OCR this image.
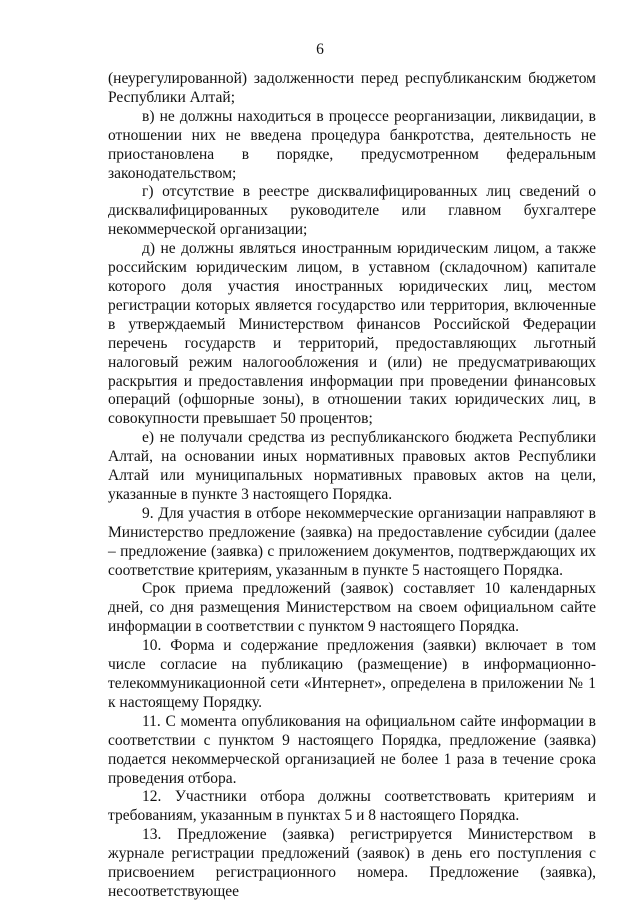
6

(неурегулированной) задолженности перед республиканским бюджетом Республики Алтай;

в) не должны находиться в процессе реорганизации, ликвидации, в отношении них не введена процедура банкротства, деятельность не приостановлена в порядке, предусмотренном федеральным законодательством;

г) отсутствие в реестре дисквалифицированных лиц сведений о дисквалифицированных руководителе или главном бухгалтере некоммерческой организации;

д) не должны являться иностранным юридическим лицом, а также российским юридическим лицом, в уставном (складочном) капитале которого доля участия иностранных юридических лиц, местом регистрации которых является государство или территория, включенные в утверждаемый Министерством финансов Российской Федерации перечень государств и территорий, предоставляющих льготный налоговый режим налогообложения и (или) не предусматривающих раскрытия и предоставления информации при проведении финансовых операций (офшорные зоны), в отношении таких юридических лиц, в совокупности превышает 50 процентов;

е) не получали средства из республиканского бюджета Республики Алтай, на основании иных нормативных правовых актов Республики Алтай или муниципальных нормативных правовых актов на цели, указанные в пункте 3 настоящего Порядка.

9. Для участия в отборе некоммерческие организации направляют в Министерство предложение (заявка) на предоставление субсидии (далее – предложение (заявка) с приложением документов, подтверждающих их соответствие критериям, указанным в пункте 5 настоящего Порядка.

Срок приема предложений (заявок) составляет 10 календарных дней, со дня размещения Министерством на своем официальном сайте информации в соответствии с пунктом 9 настоящего Порядка.

10. Форма и содержание предложения (заявки) включает в том числе согласие на публикацию (размещение) в информационно-телекоммуникационной сети «Интернет», определена в приложении № 1 к настоящему Порядку.

11. С момента опубликования на официальном сайте информации в соответствии с пунктом 9 настоящего Порядка, предложение (заявка) подается некоммерческой организацией не более 1 раза в течение срока проведения отбора.

12. Участники отбора должны соответствовать критериям и требованиям, указанным в пунктах 5 и 8 настоящего Порядка.

13. Предложение (заявка) регистрируется Министерством в журнале регистрации предложений (заявок) в день его поступления с присвоением регистрационного номера. Предложение (заявка), несоответствующее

++++

Only a number is wanted: how many lines of the material above hold "участия"?

_Answer to this exercise:_ 2